## Directions
Return the lines below that carry the word "sytuacji".

## Provided records
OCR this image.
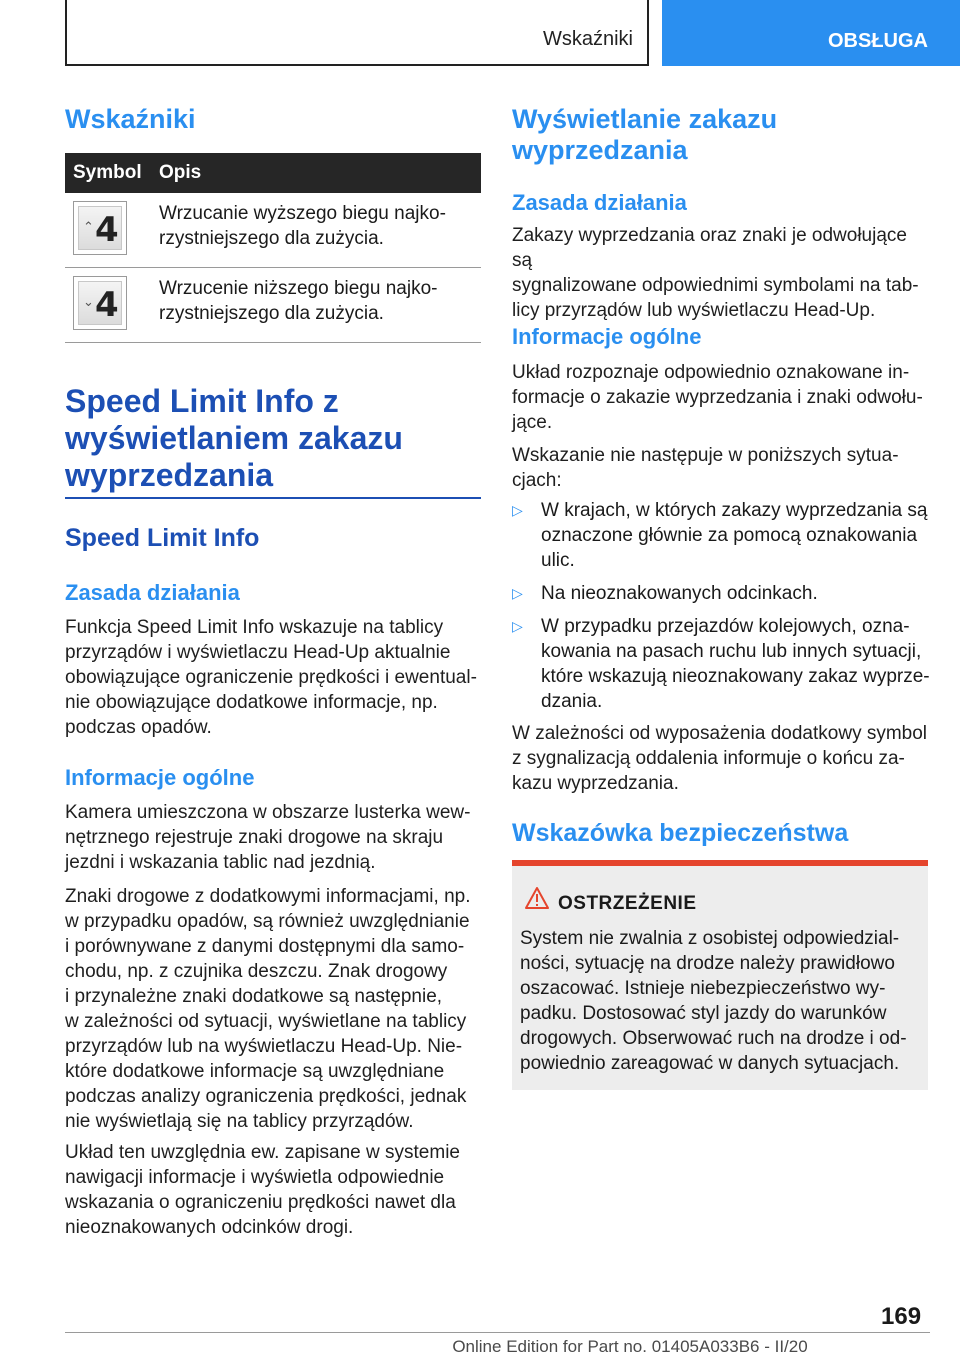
Wskaźniki	OBSŁUGA
Wskaźniki
Symbol Opis
⌃ 4 Wrzucanie wyższego biegu najko-
rzystniejszego dla zużycia.
⌄ 4 Wrzucenie niższego biegu najko-
rzystniejszego dla zużycia.
Speed Limit Info z
wyświetlaniem zakazu
wyprzedzania
Speed Limit Info
Zasada działania
Funkcja Speed Limit Info wskazuje na tablicy
przyrządów i wyświetlaczu Head-Up aktualnie
obowiązujące ograniczenie prędkości i ewentual-
nie obowiązujące dodatkowe informacje, np.
podczas opadów.
Informacje ogólne
Kamera umieszczona w obszarze lusterka wew-
nętrznego rejestruje znaki drogowe na skraju
jezdni i wskazania tablic nad jezdnią.
Znaki drogowe z dodatkowymi informacjami, np.
w przypadku opadów, są również uwzględnianie
i porównywane z danymi dostępnymi dla samo-
chodu, np. z czujnika deszczu. Znak drogowy
i przynależne znaki dodatkowe są następnie,
w zależności od sytuacji, wyświetlane na tablicy
przyrządów lub na wyświetlaczu Head-Up. Nie-
które dodatkowe informacje są uwzględniane
podczas analizy ograniczenia prędkości, jednak
nie wyświetlają się na tablicy przyrządów.
Układ ten uwzględnia ew. zapisane w systemie
nawigacji informacje i wyświetla odpowiednie
wskazania o ograniczeniu prędkości nawet dla
nieoznakowanych odcinków drogi.
Wyświetlanie zakazu
wyprzedzania
Zasada działania
Zakazy wyprzedzania oraz znaki je odwołujące są
sygnalizowane odpowiednimi symbolami na tab-
licy przyrządów lub wyświetlaczu Head-Up.
Informacje ogólne
Układ rozpoznaje odpowiednio oznakowane in-
formacje o zakazie wyprzedzania i znaki odwołu-
jące.
Wskazanie nie następuje w poniższych sytua-
cjach:
▷ W krajach, w których zakazy wyprzedzania są
oznaczone głównie za pomocą oznakowania
ulic.
▷ Na nieoznakowanych odcinkach.
▷ W przypadku przejazdów kolejowych, ozna-
kowania na pasach ruchu lub innych sytuacji,
które wskazują nieoznakowany zakaz wyprze-
dzania.
W zależności od wyposażenia dodatkowy symbol
z sygnalizacją oddalenia informuje o końcu za-
kazu wyprzedzania.
Wskazówka bezpieczeństwa
OSTRZEŻENIE
System nie zwalnia z osobistej odpowiedzial-
ności, sytuację na drodze należy prawidłowo
oszacować. Istnieje niebezpieczeństwo wy-
padku. Dostosować styl jazdy do warunków
drogowych. Obserwować ruch na drodze i od-
powiednio zareagować w danych sytuacjach.
169
Online Edition for Part no. 01405A033B6 - II/20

## Solution to this problem
w zależności od sytuacji, wyświetlane na tablicy
kowania na pasach ruchu lub innych sytuacji,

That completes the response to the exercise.